Directions:
Search the listing below for the string "screenshot" and show each line that contains it.

Dataset rows about figures:
------------------------

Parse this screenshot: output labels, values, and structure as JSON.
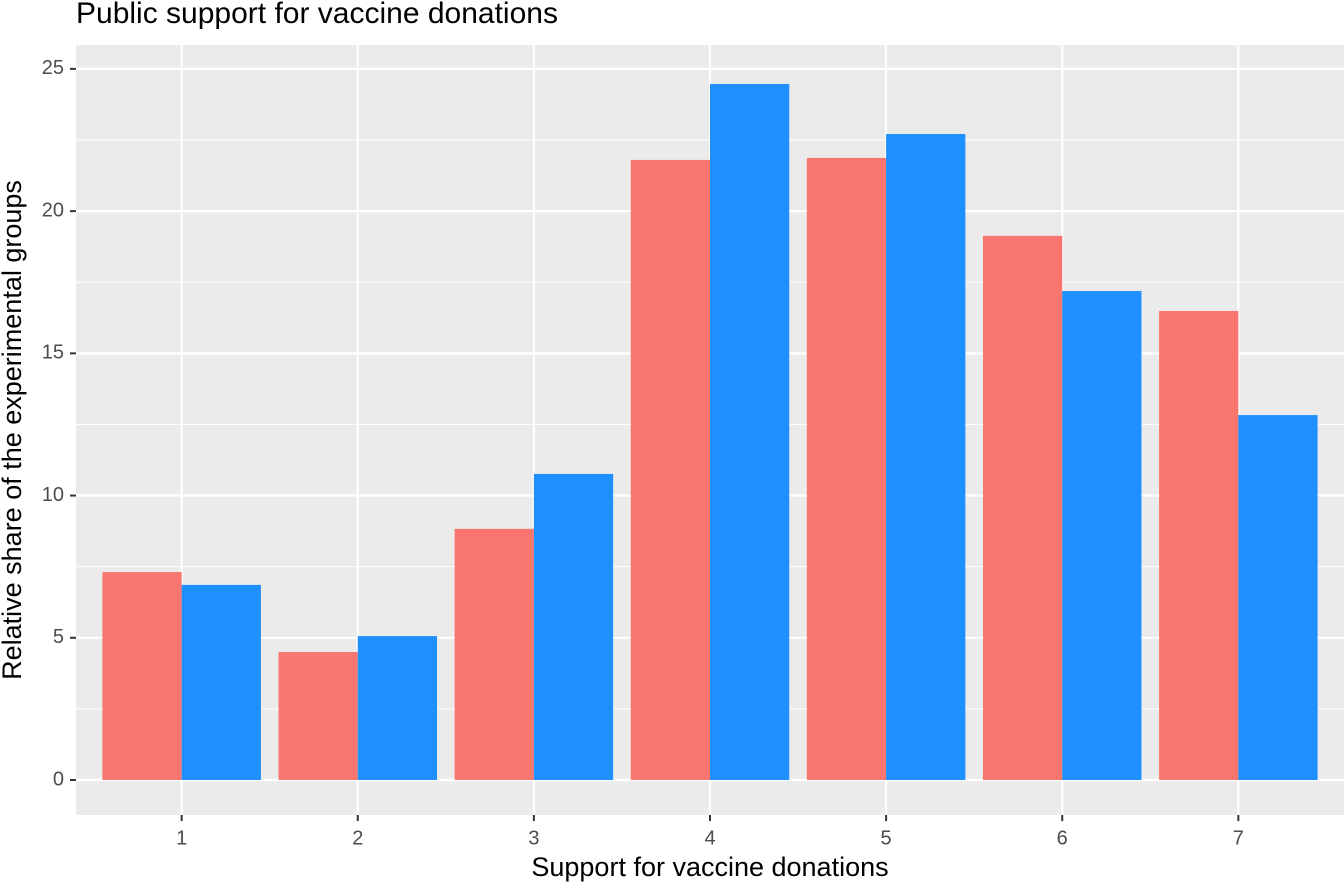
{
  "chart_data": {
    "type": "bar",
    "title": "Public support for vaccine donations",
    "x_label": "Support for vaccine donations",
    "y_label": "Relative share of the experimental groups",
    "categories": [
      "1",
      "2",
      "3",
      "4",
      "5",
      "6",
      "7"
    ],
    "series": [
      {
        "color": "#f8766d",
        "values": [
          7.31,
          4.5,
          8.83,
          21.8,
          21.87,
          19.13,
          16.49
        ]
      },
      {
        "color": "#1e90ff",
        "values": [
          6.86,
          5.06,
          10.76,
          24.47,
          22.71,
          17.19,
          12.83
        ]
      }
    ],
    "ylim": [
      -1.23,
      25.84
    ],
    "yticks": [
      0,
      5,
      10,
      15,
      20,
      25
    ],
    "grid": true
  }
}
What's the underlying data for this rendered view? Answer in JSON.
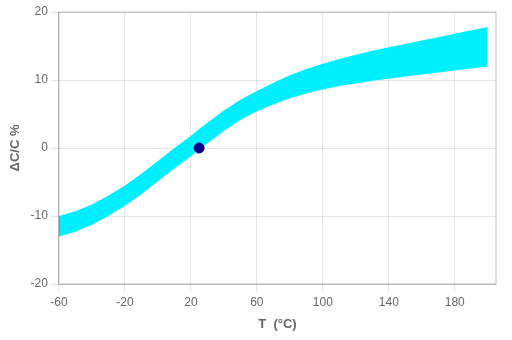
{
  "chart_data": {
    "type": "area",
    "xlabel": "T  (°C)",
    "ylabel": "ΔC/C %",
    "xlim": [
      -60,
      205
    ],
    "ylim": [
      -20,
      20
    ],
    "xticks": [
      -60,
      -20,
      20,
      60,
      100,
      140,
      180
    ],
    "yticks": [
      -20,
      -10,
      0,
      10,
      20
    ],
    "grid": true,
    "series": [
      {
        "type": "band",
        "color": "#00EFFF",
        "x": [
          -60,
          -50,
          -40,
          -30,
          -20,
          -10,
          0,
          10,
          20,
          25,
          30,
          40,
          50,
          60,
          70,
          80,
          90,
          100,
          110,
          120,
          130,
          140,
          150,
          160,
          170,
          180,
          190,
          200
        ],
        "lower": [
          -13,
          -12.3,
          -11.3,
          -10,
          -8.5,
          -6.8,
          -4.9,
          -3,
          -1.2,
          -0.2,
          0.7,
          2.5,
          4.1,
          5.4,
          6.4,
          7.3,
          8,
          8.6,
          9.1,
          9.5,
          9.9,
          10.2,
          10.5,
          10.8,
          11.1,
          11.4,
          11.7,
          12
        ],
        "upper": [
          -10,
          -9.3,
          -8.3,
          -7,
          -5.5,
          -3.8,
          -1.9,
          0,
          1.8,
          2.8,
          3.7,
          5.5,
          7.1,
          8.4,
          9.6,
          10.7,
          11.6,
          12.4,
          13.1,
          13.7,
          14.3,
          14.8,
          15.3,
          15.8,
          16.3,
          16.8,
          17.3,
          17.8
        ]
      },
      {
        "type": "scatter",
        "color": "#00008B",
        "marker": "circle",
        "x": [
          25
        ],
        "values": [
          0
        ]
      }
    ]
  }
}
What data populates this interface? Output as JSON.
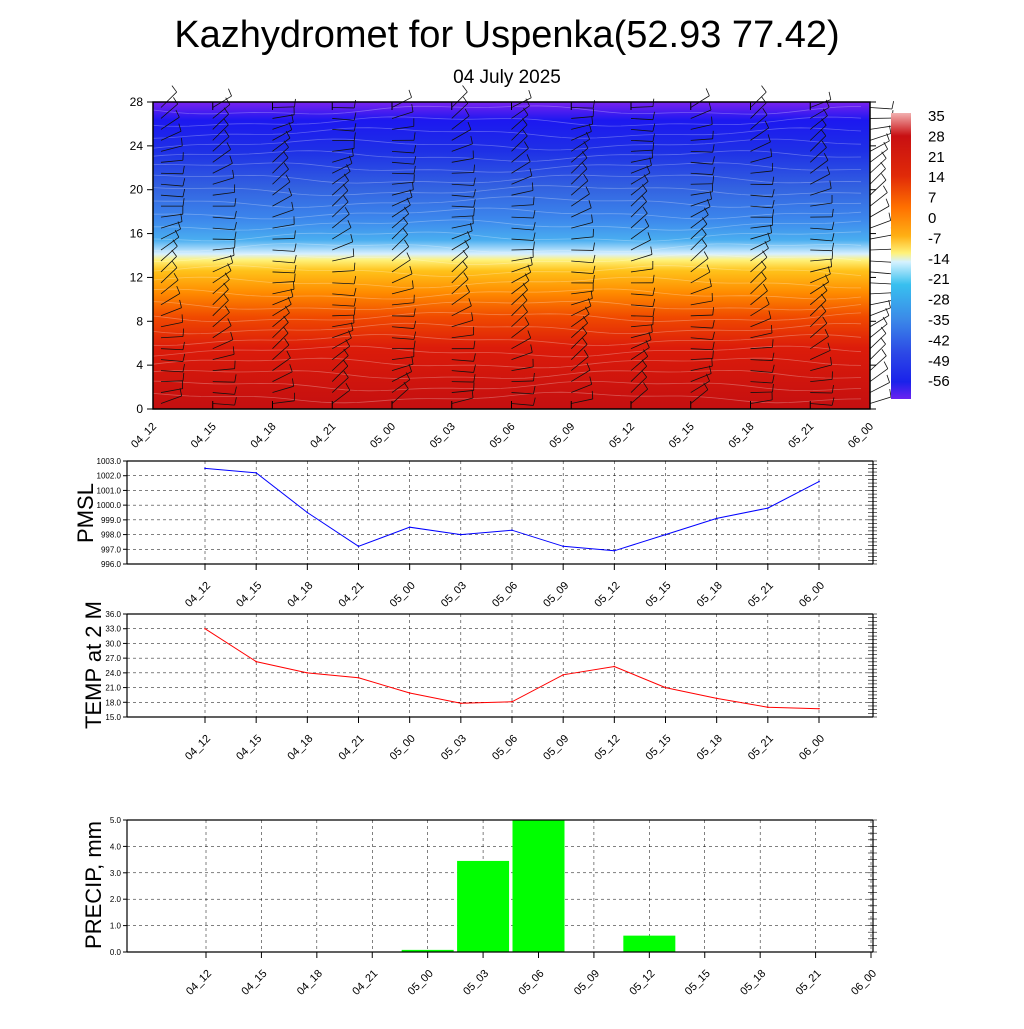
{
  "header": {
    "title": "Kazhydromet for Uspenka(52.93 77.42)",
    "subtitle": "04 July 2025"
  },
  "chart_data": [
    {
      "type": "heatmap",
      "title": "",
      "x_categories": [
        "04_12",
        "04_15",
        "04_18",
        "04_21",
        "05_00",
        "05_03",
        "05_06",
        "05_09",
        "05_12",
        "05_15",
        "05_18",
        "05_21",
        "06_00"
      ],
      "y_ticks": [
        0,
        4,
        8,
        12,
        16,
        20,
        24,
        28
      ],
      "ylim": [
        0,
        28
      ],
      "colorbar": {
        "labels": [
          35,
          28,
          21,
          14,
          7,
          0,
          -7,
          -14,
          -21,
          -28,
          -35,
          -42,
          -49,
          -56
        ],
        "stops": [
          {
            "value": 35,
            "color": "#f2b0b0"
          },
          {
            "value": 28,
            "color": "#c80f12"
          },
          {
            "value": 21,
            "color": "#d81a0a"
          },
          {
            "value": 14,
            "color": "#f23c00"
          },
          {
            "value": 7,
            "color": "#ff8c00"
          },
          {
            "value": 0,
            "color": "#ffc21a"
          },
          {
            "value": -7,
            "color": "#fff27a"
          },
          {
            "value": -14,
            "color": "#d6f2ff"
          },
          {
            "value": -21,
            "color": "#38c0ef"
          },
          {
            "value": -28,
            "color": "#3aa0f0"
          },
          {
            "value": -35,
            "color": "#3b7be8"
          },
          {
            "value": -42,
            "color": "#2f4ce6"
          },
          {
            "value": -49,
            "color": "#1a22ea"
          },
          {
            "value": -56,
            "color": "#5a22f0"
          }
        ]
      },
      "wind_barbs": true
    },
    {
      "type": "line",
      "ylabel": "PMSL",
      "x": [
        "04_12",
        "04_15",
        "04_18",
        "04_21",
        "05_00",
        "05_03",
        "05_06",
        "05_09",
        "05_12",
        "05_15",
        "05_18",
        "05_21",
        "06_00"
      ],
      "y_ticks": [
        "996.0",
        "997.0",
        "998.0",
        "999.0",
        "1000.0",
        "1001.0",
        "1002.0",
        "1003.0"
      ],
      "ylim": [
        996,
        1003
      ],
      "values": [
        1002.5,
        1002.2,
        999.5,
        997.2,
        998.5,
        998.0,
        998.3,
        997.2,
        996.9,
        998.0,
        999.1,
        999.8,
        1001.6
      ],
      "color": "#0000ff",
      "grid": true
    },
    {
      "type": "line",
      "ylabel": "TEMP at 2 M",
      "x": [
        "04_12",
        "04_15",
        "04_18",
        "04_21",
        "05_00",
        "05_03",
        "05_06",
        "05_09",
        "05_12",
        "05_15",
        "05_18",
        "05_21",
        "06_00"
      ],
      "y_ticks": [
        "15.0",
        "18.0",
        "21.0",
        "24.0",
        "27.0",
        "30.0",
        "33.0",
        "36.0"
      ],
      "ylim": [
        15,
        36
      ],
      "values": [
        33.0,
        26.3,
        24.0,
        23.0,
        19.9,
        17.8,
        18.1,
        23.6,
        25.3,
        21.0,
        18.8,
        17.0,
        16.7
      ],
      "color": "#ff0000",
      "grid": true
    },
    {
      "type": "bar",
      "ylabel": "PRECIP, mm",
      "categories": [
        "04_12",
        "04_15",
        "04_18",
        "04_21",
        "05_00",
        "05_03",
        "05_06",
        "05_09",
        "05_12",
        "05_15",
        "05_18",
        "05_21",
        "06_00"
      ],
      "y_ticks": [
        "0.0",
        "1.0",
        "2.0",
        "3.0",
        "4.0",
        "5.0"
      ],
      "ylim": [
        0,
        5
      ],
      "values": [
        0,
        0,
        0,
        0,
        0.08,
        3.45,
        5.0,
        0,
        0.62,
        0,
        0,
        0,
        0
      ],
      "color": "#00ff00",
      "grid": true
    }
  ]
}
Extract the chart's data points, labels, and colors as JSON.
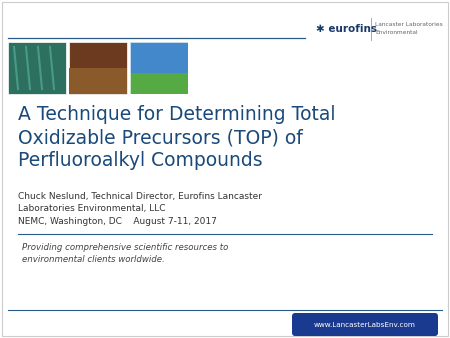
{
  "bg_color": "#ffffff",
  "header_line_color": "#2a5a8a",
  "eurofins_color": "#1a3a6b",
  "lancaster_line1": "Lancaster Laboratories",
  "lancaster_line2": "Environmental",
  "lancaster_color": "#666666",
  "divider_color": "#aaaaaa",
  "title_line1": "A Technique for Determining Total",
  "title_line2": "Oxidizable Precursors (TOP) of",
  "title_line3": "Perfluoroalkyl Compounds",
  "title_color": "#1a4a7a",
  "author_line1": "Chuck Neslund, Technical Director, Eurofins Lancaster",
  "author_line2": "Laboratories Environmental, LLC",
  "author_line3": "NEMC, Washington, DC    August 7-11, 2017",
  "author_color": "#333333",
  "tagline_line1": "Providing comprehensive scientific resources to",
  "tagline_line2": "environmental clients worldwide.",
  "tagline_color": "#444444",
  "footer_bg": "#1a3a8f",
  "footer_text": "www.LancasterLabsEnv.com",
  "footer_color": "#ffffff",
  "separator_color": "#2a5a8a",
  "border_color": "#cccccc",
  "img1_color": "#2d7060",
  "img2_top": "#6b3a1f",
  "img2_bottom": "#8b5a2b",
  "img3_sky": "#4488cc",
  "img3_field": "#55aa44"
}
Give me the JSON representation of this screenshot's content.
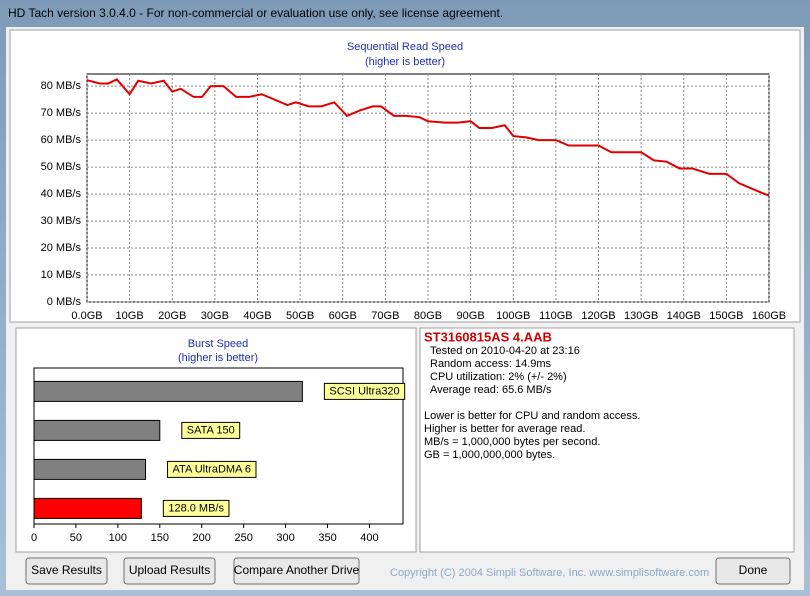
{
  "window": {
    "title": "HD Tach version 3.0.4.0  - For non-commercial or evaluation use only, see license agreement."
  },
  "chart_data": [
    {
      "type": "line",
      "title": "Sequential Read Speed",
      "subtitle": "(higher is better)",
      "color": "#e00000",
      "grid": true,
      "x": [
        0,
        3,
        5,
        7,
        10,
        12,
        15,
        18,
        20,
        22,
        25,
        27,
        29,
        32,
        35,
        38,
        41,
        44,
        47,
        49,
        52,
        55,
        58,
        61,
        64,
        67,
        69,
        72,
        75,
        78,
        80,
        84,
        87,
        90,
        92,
        95,
        98,
        100,
        103,
        106,
        110,
        113,
        117,
        120,
        123,
        127,
        130,
        133,
        136,
        139,
        142,
        146,
        150,
        153,
        156,
        159,
        160
      ],
      "values": [
        82.2,
        81,
        81,
        82.5,
        77,
        82,
        81,
        82,
        78,
        79,
        76,
        76,
        80,
        80,
        76,
        76,
        77,
        75,
        73,
        74,
        72.5,
        72.5,
        74,
        69,
        71,
        72.5,
        72.5,
        69,
        69,
        68.5,
        67,
        66.5,
        66.5,
        67,
        64.5,
        64.5,
        65.5,
        61.5,
        61,
        60,
        60,
        58,
        58,
        58,
        55.5,
        55.5,
        55.5,
        52.5,
        52,
        49.5,
        49.5,
        47.5,
        47.5,
        44,
        42,
        40,
        39.5
      ],
      "xlim": [
        0,
        160
      ],
      "xticks": [
        {
          "value": 0,
          "label": "0.0GB"
        },
        {
          "value": 10,
          "label": "10GB"
        },
        {
          "value": 20,
          "label": "20GB"
        },
        {
          "value": 30,
          "label": "30GB"
        },
        {
          "value": 40,
          "label": "40GB"
        },
        {
          "value": 50,
          "label": "50GB"
        },
        {
          "value": 60,
          "label": "60GB"
        },
        {
          "value": 70,
          "label": "70GB"
        },
        {
          "value": 80,
          "label": "80GB"
        },
        {
          "value": 90,
          "label": "90GB"
        },
        {
          "value": 100,
          "label": "100GB"
        },
        {
          "value": 110,
          "label": "110GB"
        },
        {
          "value": 120,
          "label": "120GB"
        },
        {
          "value": 130,
          "label": "130GB"
        },
        {
          "value": 140,
          "label": "140GB"
        },
        {
          "value": 150,
          "label": "150GB"
        },
        {
          "value": 160,
          "label": "160GB"
        }
      ],
      "ylim": [
        0,
        84.5
      ],
      "yticks": [
        {
          "value": 0,
          "label": "0 MB/s"
        },
        {
          "value": 10,
          "label": "10 MB/s"
        },
        {
          "value": 20,
          "label": "20 MB/s"
        },
        {
          "value": 30,
          "label": "30 MB/s"
        },
        {
          "value": 40,
          "label": "40 MB/s"
        },
        {
          "value": 50,
          "label": "50 MB/s"
        },
        {
          "value": 60,
          "label": "60 MB/s"
        },
        {
          "value": 70,
          "label": "70 MB/s"
        },
        {
          "value": 80,
          "label": "80 MB/s"
        }
      ]
    },
    {
      "type": "hbar",
      "title": "Burst Speed",
      "subtitle": "(higher is better)",
      "categories": [
        "SCSI Ultra320",
        "SATA 150",
        "ATA UltraDMA 6",
        null
      ],
      "values": [
        320,
        150,
        133,
        128
      ],
      "value_labels": [
        null,
        null,
        null,
        "128.0 MB/s"
      ],
      "colors": [
        "#808080",
        "#808080",
        "#808080",
        "#ff0000"
      ],
      "xlim": [
        0,
        440
      ],
      "xticks": [
        0,
        50,
        100,
        150,
        200,
        250,
        300,
        350,
        400
      ]
    }
  ],
  "info": {
    "drive": "ST3160815AS  4.AAB",
    "lines": [
      "Tested on 2010-04-20 at 23:16",
      "Random access: 14.9ms",
      "CPU utilization: 2% (+/- 2%)",
      "Average read: 65.6 MB/s"
    ],
    "notes": [
      "Lower is better for CPU and random access.",
      "Higher is better for average read.",
      "MB/s = 1,000,000 bytes per second.",
      "GB = 1,000,000,000 bytes."
    ]
  },
  "buttons": [
    "Save Results",
    "Upload Results",
    "Compare Another Drive",
    "Done"
  ],
  "copyright": "Copyright (C) 2004 Simpli Software, Inc. www.simplisoftware.com"
}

------------------------

Response to the exercise:
Parse this screenshot: output labels, values, and structure as JSON.
Give me the JSON representation of this screenshot's content.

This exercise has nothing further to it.